[Collection entries]
──────────
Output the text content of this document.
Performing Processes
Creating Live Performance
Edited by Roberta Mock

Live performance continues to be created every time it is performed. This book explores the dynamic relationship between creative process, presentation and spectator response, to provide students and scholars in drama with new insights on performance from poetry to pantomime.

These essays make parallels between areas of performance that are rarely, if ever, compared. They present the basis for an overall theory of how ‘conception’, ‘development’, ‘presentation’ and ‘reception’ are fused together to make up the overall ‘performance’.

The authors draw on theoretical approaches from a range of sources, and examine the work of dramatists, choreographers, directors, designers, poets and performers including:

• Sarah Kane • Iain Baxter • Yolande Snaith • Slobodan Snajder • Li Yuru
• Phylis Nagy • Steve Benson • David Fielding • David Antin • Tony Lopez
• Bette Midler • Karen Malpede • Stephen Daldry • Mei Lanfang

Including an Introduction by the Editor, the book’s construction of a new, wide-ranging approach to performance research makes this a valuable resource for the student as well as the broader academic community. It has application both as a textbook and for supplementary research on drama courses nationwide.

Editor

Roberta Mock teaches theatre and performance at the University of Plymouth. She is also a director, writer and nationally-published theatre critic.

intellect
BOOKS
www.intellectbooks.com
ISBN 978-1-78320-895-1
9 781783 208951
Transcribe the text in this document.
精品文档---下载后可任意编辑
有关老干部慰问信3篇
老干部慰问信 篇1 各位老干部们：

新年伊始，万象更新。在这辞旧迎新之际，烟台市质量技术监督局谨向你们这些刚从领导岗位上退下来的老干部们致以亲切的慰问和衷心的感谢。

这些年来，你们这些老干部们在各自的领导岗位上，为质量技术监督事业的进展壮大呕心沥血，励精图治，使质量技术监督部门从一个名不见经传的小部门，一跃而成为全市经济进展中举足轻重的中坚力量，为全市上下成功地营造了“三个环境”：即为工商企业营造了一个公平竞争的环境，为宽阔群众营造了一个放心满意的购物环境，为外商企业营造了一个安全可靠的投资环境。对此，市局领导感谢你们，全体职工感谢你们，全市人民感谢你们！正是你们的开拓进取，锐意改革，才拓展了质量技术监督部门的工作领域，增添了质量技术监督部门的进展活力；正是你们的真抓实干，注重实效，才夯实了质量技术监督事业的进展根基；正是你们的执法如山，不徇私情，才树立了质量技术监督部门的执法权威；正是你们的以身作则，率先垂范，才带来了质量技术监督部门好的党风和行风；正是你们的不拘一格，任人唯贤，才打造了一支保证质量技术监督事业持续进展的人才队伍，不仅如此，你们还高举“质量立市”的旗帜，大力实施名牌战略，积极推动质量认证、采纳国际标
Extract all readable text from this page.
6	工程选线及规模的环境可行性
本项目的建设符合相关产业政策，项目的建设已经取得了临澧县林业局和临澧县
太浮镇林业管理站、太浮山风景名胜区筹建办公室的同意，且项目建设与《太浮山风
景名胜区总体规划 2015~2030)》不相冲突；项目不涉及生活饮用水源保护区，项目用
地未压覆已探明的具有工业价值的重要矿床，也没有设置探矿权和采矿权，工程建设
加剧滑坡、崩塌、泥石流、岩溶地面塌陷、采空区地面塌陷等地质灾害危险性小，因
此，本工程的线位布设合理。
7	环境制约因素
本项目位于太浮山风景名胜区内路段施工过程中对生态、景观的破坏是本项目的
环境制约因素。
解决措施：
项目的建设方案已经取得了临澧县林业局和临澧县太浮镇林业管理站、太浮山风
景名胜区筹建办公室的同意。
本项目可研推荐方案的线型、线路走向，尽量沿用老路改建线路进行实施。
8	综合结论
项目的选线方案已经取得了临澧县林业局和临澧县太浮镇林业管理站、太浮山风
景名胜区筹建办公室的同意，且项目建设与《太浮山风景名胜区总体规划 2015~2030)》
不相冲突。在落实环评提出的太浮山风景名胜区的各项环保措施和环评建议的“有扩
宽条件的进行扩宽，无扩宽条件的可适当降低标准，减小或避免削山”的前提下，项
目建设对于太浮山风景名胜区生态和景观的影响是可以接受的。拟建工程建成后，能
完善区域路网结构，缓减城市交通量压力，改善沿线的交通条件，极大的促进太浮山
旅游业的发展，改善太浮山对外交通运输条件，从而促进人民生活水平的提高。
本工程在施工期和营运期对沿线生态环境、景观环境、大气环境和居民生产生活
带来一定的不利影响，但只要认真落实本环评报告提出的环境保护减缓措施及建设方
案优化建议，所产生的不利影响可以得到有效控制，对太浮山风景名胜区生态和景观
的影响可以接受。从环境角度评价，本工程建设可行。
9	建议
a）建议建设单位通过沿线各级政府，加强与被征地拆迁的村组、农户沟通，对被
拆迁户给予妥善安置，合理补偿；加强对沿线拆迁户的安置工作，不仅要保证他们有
──────────
### Requirement
Retype the data in full and match it exactly.

### Solution to the exercise
Output the text content of this document.
Performing Processes
Creating Live Performance
Edited by Roberta Mock

Live performance continues to be created every time it is performed. This book explores the dynamic relationship between creative process, presentation and spectator response, to provide students and scholars in drama with new insights on performance from poetry to pantomime.

These essays make parallels between areas of performance that are rarely, if ever, compared. They present the basis for an overall theory of how ‘conception’, ‘development’, ‘presentation’ and ‘reception’ are fused together to make up the overall ‘performance’.

The authors draw on theoretical approaches from a range of sources, and examine the work of dramatists, choreographers, directors, designers, poets and performers including:

• Sarah Kane • Iain Baxter • Yolande Snaith • Slobodan Snajder • Li Yuru
• Phylis Nagy • Steve Benson • David Fielding • David Antin • Tony Lopez
• Bette Midler • Karen Malpede • Stephen Daldry • Mei Lanfang

Including an Introduction by the Editor, the book’s construction of a new, wide-ranging approach to performance research makes this a valuable resource for the student as well as the broader academic community. It has application both as a textbook and for supplementary research on drama courses nationwide.

Editor

Roberta Mock teaches theatre and performance at the University of Plymouth. She is also a director, writer and nationally-published theatre critic.

intellect
BOOKS
www.intellectbooks.com
ISBN 978-1-78320-895-1
9 781783 208951
Transcribe the text in this document.
精品文档---下载后可任意编辑
有关老干部慰问信3篇
老干部慰问信 篇1 各位老干部们：

新年伊始，万象更新。在这辞旧迎新之际，烟台市质量技术监督局谨向你们这些刚从领导岗位上退下来的老干部们致以亲切的慰问和衷心的感谢。

这些年来，你们这些老干部们在各自的领导岗位上，为质量技术监督事业的进展壮大呕心沥血，励精图治，使质量技术监督部门从一个名不见经传的小部门，一跃而成为全市经济进展中举足轻重的中坚力量，为全市上下成功地营造了“三个环境”：即为工商企业营造了一个公平竞争的环境，为宽阔群众营造了一个放心满意的购物环境，为外商企业营造了一个安全可靠的投资环境。对此，市局领导感谢你们，全体职工感谢你们，全市人民感谢你们！正是你们的开拓进取，锐意改革，才拓展了质量技术监督部门的工作领域，增添了质量技术监督部门的进展活力；正是你们的真抓实干，注重实效，才夯实了质量技术监督事业的进展根基；正是你们的执法如山，不徇私情，才树立了质量技术监督部门的执法权威；正是你们的以身作则，率先垂范，才带来了质量技术监督部门好的党风和行风；正是你们的不拘一格，任人唯贤，才打造了一支保证质量技术监督事业持续进展的人才队伍，不仅如此，你们还高举“质量立市”的旗帜，大力实施名牌战略，积极推动质量认证、采纳国际标
Extract all readable text from this page.
6	工程选线及规模的环境可行性
本项目的建设符合相关产业政策，项目的建设已经取得了临澧县林业局和临澧县
太浮镇林业管理站、太浮山风景名胜区筹建办公室的同意，且项目建设与《太浮山风
景名胜区总体规划 2015~2030)》不相冲突；项目不涉及生活饮用水源保护区，项目用
地未压覆已探明的具有工业价值的重要矿床，也没有设置探矿权和采矿权，工程建设
加剧滑坡、崩塌、泥石流、岩溶地面塌陷、采空区地面塌陷等地质灾害危险性小，因
此，本工程的线位布设合理。
7	环境制约因素
本项目位于太浮山风景名胜区内路段施工过程中对生态、景观的破坏是本项目的
环境制约因素。
解决措施：
项目的建设方案已经取得了临澧县林业局和临澧县太浮镇林业管理站、太浮山风
景名胜区筹建办公室的同意。
本项目可研推荐方案的线型、线路走向，尽量沿用老路改建线路进行实施。
8	综合结论
项目的选线方案已经取得了临澧县林业局和临澧县太浮镇林业管理站、太浮山风
景名胜区筹建办公室的同意，且项目建设与《太浮山风景名胜区总体规划 2015~2030)》
不相冲突。在落实环评提出的太浮山风景名胜区的各项环保措施和环评建议的“有扩
宽条件的进行扩宽，无扩宽条件的可适当降低标准，减小或避免削山”的前提下，项
目建设对于太浮山风景名胜区生态和景观的影响是可以接受的。拟建工程建成后，能
完善区域路网结构，缓减城市交通量压力，改善沿线的交通条件，极大的促进太浮山
旅游业的发展，改善太浮山对外交通运输条件，从而促进人民生活水平的提高。
本工程在施工期和营运期对沿线生态环境、景观环境、大气环境和居民生产生活
带来一定的不利影响，但只要认真落实本环评报告提出的环境保护减缓措施及建设方
案优化建议，所产生的不利影响可以得到有效控制，对太浮山风景名胜区生态和景观
的影响可以接受。从环境角度评价，本工程建设可行。
9	建议
a）建议建设单位通过沿线各级政府，加强与被征地拆迁的村组、农户沟通，对被
拆迁户给予妥善安置，合理补偿；加强对沿线拆迁户的安置工作，不仅要保证他们有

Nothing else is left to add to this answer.